- [PROBLEM]:
The entries below contain pictures. Retype everything except those pictures, exactly as given.
:::::
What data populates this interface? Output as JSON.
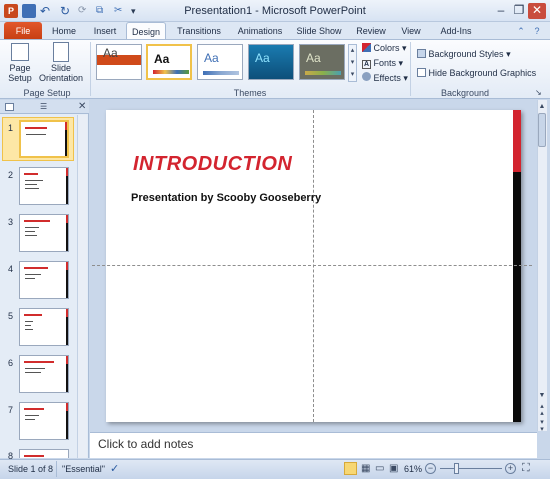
{
  "window": {
    "title": "Presentation1 - Microsoft PowerPoint"
  },
  "tabs": [
    "File",
    "Home",
    "Insert",
    "Design",
    "Transitions",
    "Animations",
    "Slide Show",
    "Review",
    "View",
    "Add-Ins"
  ],
  "active_tab": "Design",
  "ribbon": {
    "page_setup": {
      "label": "Page\nSetup",
      "orientation": "Slide\nOrientation",
      "group": "Page Setup"
    },
    "themes": {
      "group": "Themes",
      "aa": "Aa",
      "colors": "Colors",
      "fonts": "Fonts",
      "effects": "Effects"
    },
    "background": {
      "styles": "Background Styles",
      "hide": "Hide Background Graphics",
      "group": "Background"
    }
  },
  "slides": [
    "1",
    "2",
    "3",
    "4",
    "5",
    "6",
    "7",
    "8"
  ],
  "slide": {
    "title": "INTRODUCTION",
    "subtitle": "Presentation  by Scooby Gooseberry"
  },
  "notes_placeholder": "Click to add notes",
  "status": {
    "slide": "Slide 1 of 8",
    "theme": "\"Essential\"",
    "zoom": "61%"
  },
  "colors": {
    "accent": "#d3242f",
    "file_tab": "#d4491c",
    "selection": "#f0c24a"
  }
}
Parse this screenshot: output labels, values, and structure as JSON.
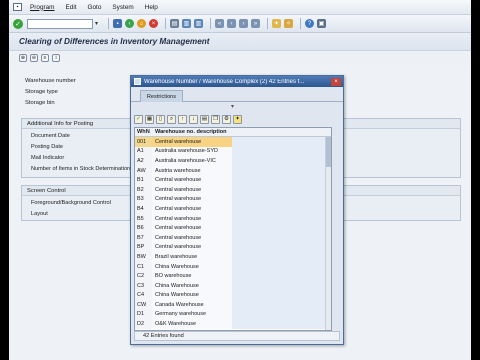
:::::
- [EXERCISE SOLUTION]:
What data populates this interface? Output as JSON.
{
  "window": {
    "title": "Presentation1 - Microsoft PowerPoint"
  },
  "tabs": [
    "File",
    "Home",
    "Insert",
    "Design",
    "Transitions",
    "Animations",
    "Slide Show",
    "Review",
    "View",
    "Add-Ins"
  ],
  "active_tab": "Design",
  "ribbon": {
    "page_setup": {
      "label": "Page\nSetup",
      "orientation": "Slide\nOrientation",
      "group": "Page Setup"
    },
    "themes": {
      "group": "Themes",
      "aa": "Aa",
      "colors": "Colors",
      "fonts": "Fonts",
      "effects": "Effects"
    },
    "background": {
      "styles": "Background Styles",
      "hide": "Hide Background Graphics",
      "group": "Background"
    }
  },
  "slides": [
    "1",
    "2",
    "3",
    "4",
    "5",
    "6",
    "7",
    "8"
  ],
  "slide": {
    "title": "INTRODUCTION",
    "subtitle": "Presentation  by Scooby Gooseberry"
  },
  "notes_placeholder": "Click to add notes",
  "status": {
    "slide": "Slide 1 of 8",
    "theme": "\"Essential\"",
    "zoom": "61%"
  },
  "colors": {
    "accent": "#d3242f",
    "file_tab": "#d4491c",
    "selection": "#f0c24a"
  }
}
Parse this screenshot: output labels, values, and structure as JSON.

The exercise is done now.